_Provided information_.
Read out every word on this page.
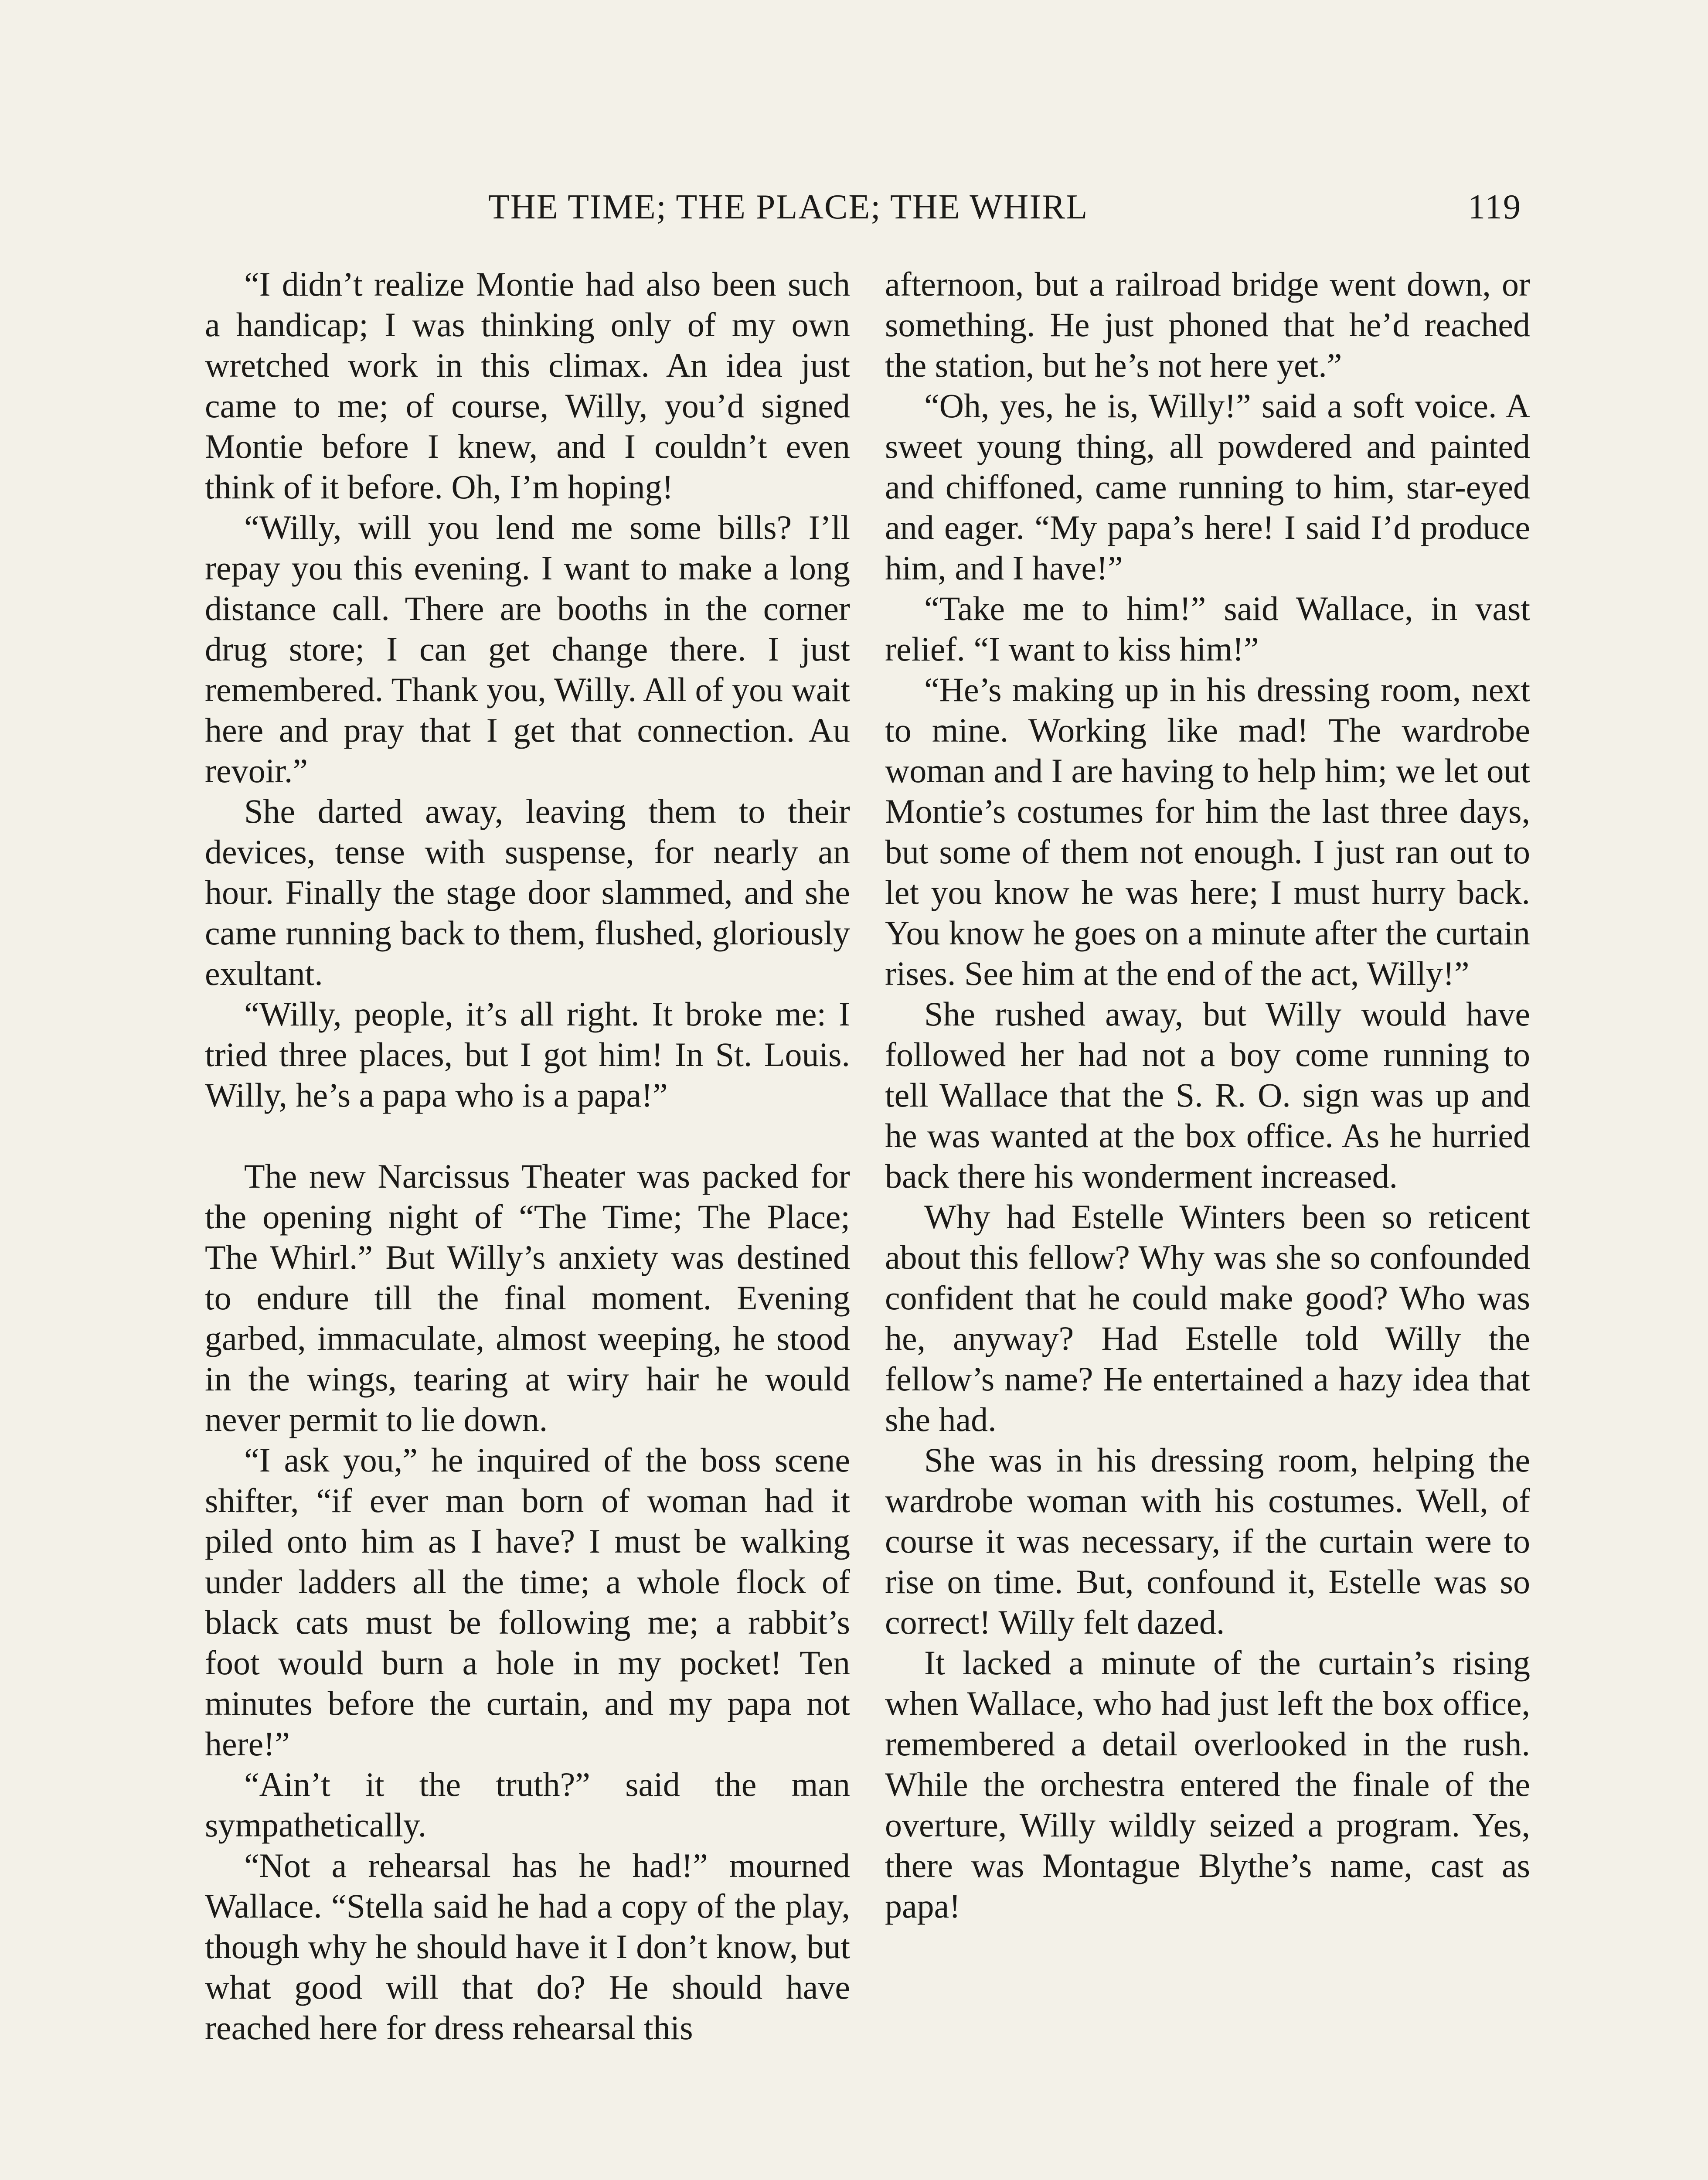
THE TIME; THE PLACE; THE WHIRL	119

“I didn’t realize Montie had also been such a handicap; I was thinking only of my own wretched work in this climax. An idea just came to me; of course, Willy, you’d signed Montie before I knew, and I couldn’t even think of it before. Oh, I’m hoping!

“Willy, will you lend me some bills? I’ll repay you this evening. I want to make a long distance call. There are booths in the corner drug store; I can get change there. I just remembered. Thank you, Willy. All of you wait here and pray that I get that connection. Au revoir.”

She darted away, leaving them to their devices, tense with suspense, for nearly an hour. Finally the stage door slammed, and she came running back to them, flushed, gloriously exultant.

“Willy, people, it’s all right. It broke me: I tried three places, but I got him! In St. Louis. Willy, he’s a papa who is a papa!”

The new Narcissus Theater was packed for the opening night of “The Time; The Place; The Whirl.” But Willy’s anxiety was destined to endure till the final moment. Evening garbed, immaculate, almost weeping, he stood in the wings, tearing at wiry hair he would never permit to lie down.

“I ask you,” he inquired of the boss scene shifter, “if ever man born of woman had it piled onto him as I have? I must be walking under ladders all the time; a whole flock of black cats must be following me; a rabbit’s foot would burn a hole in my pocket! Ten minutes before the curtain, and my papa not here!”

“Ain’t it the truth?” said the man sympathetically.

“Not a rehearsal has he had!” mourned Wallace. “Stella said he had a copy of the play, though why he should have it I don’t know, but what good will that do? He should have reached here for dress rehearsal this

afternoon, but a railroad bridge went down, or something. He just phoned that he’d reached the station, but he’s not here yet.”

“Oh, yes, he is, Willy!” said a soft voice. A sweet young thing, all powdered and painted and chiffoned, came running to him, star-eyed and eager. “My papa’s here! I said I’d produce him, and I have!”

“Take me to him!” said Wallace, in vast relief. “I want to kiss him!”

“He’s making up in his dressing room, next to mine. Working like mad! The wardrobe woman and I are having to help him; we let out Montie’s costumes for him the last three days, but some of them not enough. I just ran out to let you know he was here; I must hurry back. You know he goes on a minute after the curtain rises. See him at the end of the act, Willy!”

She rushed away, but Willy would have followed her had not a boy come running to tell Wallace that the S. R. O. sign was up and he was wanted at the box office. As he hurried back there his wonderment increased.

Why had Estelle Winters been so reticent about this fellow? Why was she so confounded confident that he could make good? Who was he, anyway? Had Estelle told Willy the fellow’s name? He entertained a hazy idea that she had.

She was in his dressing room, helping the wardrobe woman with his costumes. Well, of course it was necessary, if the curtain were to rise on time. But, confound it, Estelle was so correct! Willy felt dazed.

It lacked a minute of the curtain’s rising when Wallace, who had just left the box office, remembered a detail overlooked in the rush. While the orchestra entered the finale of the overture, Willy wildly seized a program. Yes, there was Montague Blythe’s name, cast as papa!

_Task statement_.
Repeat the material exactly as it reads, without any of its pictures.

_Task solution_.
Read out every word on this page.
THE TIME; THE PLACE; THE WHIRL	119

“I didn’t realize Montie had also been such a handicap; I was thinking only of my own wretched work in this climax. An idea just came to me; of course, Willy, you’d signed Montie before I knew, and I couldn’t even think of it before. Oh, I’m hoping!

“Willy, will you lend me some bills? I’ll repay you this evening. I want to make a long distance call. There are booths in the corner drug store; I can get change there. I just remembered. Thank you, Willy. All of you wait here and pray that I get that connection. Au revoir.”

She darted away, leaving them to their devices, tense with suspense, for nearly an hour. Finally the stage door slammed, and she came running back to them, flushed, gloriously exultant.

“Willy, people, it’s all right. It broke me: I tried three places, but I got him! In St. Louis. Willy, he’s a papa who is a papa!”

The new Narcissus Theater was packed for the opening night of “The Time; The Place; The Whirl.” But Willy’s anxiety was destined to endure till the final moment. Evening garbed, immaculate, almost weeping, he stood in the wings, tearing at wiry hair he would never permit to lie down.

“I ask you,” he inquired of the boss scene shifter, “if ever man born of woman had it piled onto him as I have? I must be walking under ladders all the time; a whole flock of black cats must be following me; a rabbit’s foot would burn a hole in my pocket! Ten minutes before the curtain, and my papa not here!”

“Ain’t it the truth?” said the man sympathetically.

“Not a rehearsal has he had!” mourned Wallace. “Stella said he had a copy of the play, though why he should have it I don’t know, but what good will that do? He should have reached here for dress rehearsal this

afternoon, but a railroad bridge went down, or something. He just phoned that he’d reached the station, but he’s not here yet.”

“Oh, yes, he is, Willy!” said a soft voice. A sweet young thing, all powdered and painted and chiffoned, came running to him, star-eyed and eager. “My papa’s here! I said I’d produce him, and I have!”

“Take me to him!” said Wallace, in vast relief. “I want to kiss him!”

“He’s making up in his dressing room, next to mine. Working like mad! The wardrobe woman and I are having to help him; we let out Montie’s costumes for him the last three days, but some of them not enough. I just ran out to let you know he was here; I must hurry back. You know he goes on a minute after the curtain rises. See him at the end of the act, Willy!”

She rushed away, but Willy would have followed her had not a boy come running to tell Wallace that the S. R. O. sign was up and he was wanted at the box office. As he hurried back there his wonderment increased.

Why had Estelle Winters been so reticent about this fellow? Why was she so confounded confident that he could make good? Who was he, anyway? Had Estelle told Willy the fellow’s name? He entertained a hazy idea that she had.

She was in his dressing room, helping the wardrobe woman with his costumes. Well, of course it was necessary, if the curtain were to rise on time. But, confound it, Estelle was so correct! Willy felt dazed.

It lacked a minute of the curtain’s rising when Wallace, who had just left the box office, remembered a detail overlooked in the rush. While the orchestra entered the finale of the overture, Willy wildly seized a program. Yes, there was Montague Blythe’s name, cast as papa!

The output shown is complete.